* **AIM**:
Exactly reproduce the lines from the line containing "Read this page and output its text content." to the end of the data below, inclusive, and nothing else.

* **INPUT**:
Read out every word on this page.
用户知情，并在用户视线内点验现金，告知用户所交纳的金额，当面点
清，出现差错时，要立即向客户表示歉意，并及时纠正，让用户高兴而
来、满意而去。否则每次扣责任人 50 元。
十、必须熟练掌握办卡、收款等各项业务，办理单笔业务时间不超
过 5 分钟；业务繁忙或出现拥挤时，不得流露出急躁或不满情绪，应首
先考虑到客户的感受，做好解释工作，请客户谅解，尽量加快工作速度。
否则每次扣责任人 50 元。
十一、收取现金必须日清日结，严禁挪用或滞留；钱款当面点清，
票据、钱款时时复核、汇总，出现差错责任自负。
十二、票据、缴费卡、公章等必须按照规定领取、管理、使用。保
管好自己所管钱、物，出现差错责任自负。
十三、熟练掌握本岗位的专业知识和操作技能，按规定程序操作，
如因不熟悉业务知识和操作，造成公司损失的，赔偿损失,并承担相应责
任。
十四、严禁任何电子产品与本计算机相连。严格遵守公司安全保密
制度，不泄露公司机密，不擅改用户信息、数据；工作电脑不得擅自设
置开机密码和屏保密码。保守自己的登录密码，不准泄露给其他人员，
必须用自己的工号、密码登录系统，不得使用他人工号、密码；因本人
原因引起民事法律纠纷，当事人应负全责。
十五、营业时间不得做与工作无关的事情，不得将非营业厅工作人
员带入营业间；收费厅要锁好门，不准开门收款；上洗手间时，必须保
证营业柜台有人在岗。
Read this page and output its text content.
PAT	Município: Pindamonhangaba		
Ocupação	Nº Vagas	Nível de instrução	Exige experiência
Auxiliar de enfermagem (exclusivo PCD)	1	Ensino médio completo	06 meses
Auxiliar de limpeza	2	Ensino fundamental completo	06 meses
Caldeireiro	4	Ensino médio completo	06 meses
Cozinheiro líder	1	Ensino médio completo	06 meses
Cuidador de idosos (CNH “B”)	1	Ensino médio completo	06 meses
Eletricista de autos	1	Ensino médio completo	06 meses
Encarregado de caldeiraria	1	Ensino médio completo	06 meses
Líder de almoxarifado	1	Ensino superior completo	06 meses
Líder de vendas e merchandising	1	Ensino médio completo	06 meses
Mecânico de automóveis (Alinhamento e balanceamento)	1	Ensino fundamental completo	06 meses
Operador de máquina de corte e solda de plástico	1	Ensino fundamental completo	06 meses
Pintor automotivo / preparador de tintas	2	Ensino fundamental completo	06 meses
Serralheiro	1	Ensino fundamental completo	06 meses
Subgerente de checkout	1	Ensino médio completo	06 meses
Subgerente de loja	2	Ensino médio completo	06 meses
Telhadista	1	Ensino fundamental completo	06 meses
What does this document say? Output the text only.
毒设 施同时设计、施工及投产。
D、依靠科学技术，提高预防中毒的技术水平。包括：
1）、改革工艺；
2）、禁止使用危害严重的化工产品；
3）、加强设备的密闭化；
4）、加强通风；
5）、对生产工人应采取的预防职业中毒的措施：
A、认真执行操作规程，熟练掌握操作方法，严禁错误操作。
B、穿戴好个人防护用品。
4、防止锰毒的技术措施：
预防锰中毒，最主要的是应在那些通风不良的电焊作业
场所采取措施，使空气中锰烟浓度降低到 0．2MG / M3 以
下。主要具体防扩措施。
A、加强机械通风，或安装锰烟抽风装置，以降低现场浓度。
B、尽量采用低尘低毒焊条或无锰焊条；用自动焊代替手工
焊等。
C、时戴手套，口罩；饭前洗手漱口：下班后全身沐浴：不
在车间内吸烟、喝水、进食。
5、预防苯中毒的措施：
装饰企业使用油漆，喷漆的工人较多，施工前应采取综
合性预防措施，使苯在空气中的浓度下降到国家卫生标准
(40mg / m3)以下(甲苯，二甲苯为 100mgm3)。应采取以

* **FULL RESPONSE**:
Read this page and output its text content.
PAT	Município: Pindamonhangaba		
Ocupação	Nº Vagas	Nível de instrução	Exige experiência
Auxiliar de enfermagem (exclusivo PCD)	1	Ensino médio completo	06 meses
Auxiliar de limpeza	2	Ensino fundamental completo	06 meses
Caldeireiro	4	Ensino médio completo	06 meses
Cozinheiro líder	1	Ensino médio completo	06 meses
Cuidador de idosos (CNH “B”)	1	Ensino médio completo	06 meses
Eletricista de autos	1	Ensino médio completo	06 meses
Encarregado de caldeiraria	1	Ensino médio completo	06 meses
Líder de almoxarifado	1	Ensino superior completo	06 meses
Líder de vendas e merchandising	1	Ensino médio completo	06 meses
Mecânico de automóveis (Alinhamento e balanceamento)	1	Ensino fundamental completo	06 meses
Operador de máquina de corte e solda de plástico	1	Ensino fundamental completo	06 meses
Pintor automotivo / preparador de tintas	2	Ensino fundamental completo	06 meses
Serralheiro	1	Ensino fundamental completo	06 meses
Subgerente de checkout	1	Ensino médio completo	06 meses
Subgerente de loja	2	Ensino médio completo	06 meses
Telhadista	1	Ensino fundamental completo	06 meses
What does this document say? Output the text only.
毒设 施同时设计、施工及投产。
D、依靠科学技术，提高预防中毒的技术水平。包括：
1）、改革工艺；
2）、禁止使用危害严重的化工产品；
3）、加强设备的密闭化；
4）、加强通风；
5）、对生产工人应采取的预防职业中毒的措施：
A、认真执行操作规程，熟练掌握操作方法，严禁错误操作。
B、穿戴好个人防护用品。
4、防止锰毒的技术措施：
预防锰中毒，最主要的是应在那些通风不良的电焊作业
场所采取措施，使空气中锰烟浓度降低到 0．2MG / M3 以
下。主要具体防扩措施。
A、加强机械通风，或安装锰烟抽风装置，以降低现场浓度。
B、尽量采用低尘低毒焊条或无锰焊条；用自动焊代替手工
焊等。
C、时戴手套，口罩；饭前洗手漱口：下班后全身沐浴：不
在车间内吸烟、喝水、进食。
5、预防苯中毒的措施：
装饰企业使用油漆，喷漆的工人较多，施工前应采取综
合性预防措施，使苯在空气中的浓度下降到国家卫生标准
(40mg / m3)以下(甲苯，二甲苯为 100mgm3)。应采取以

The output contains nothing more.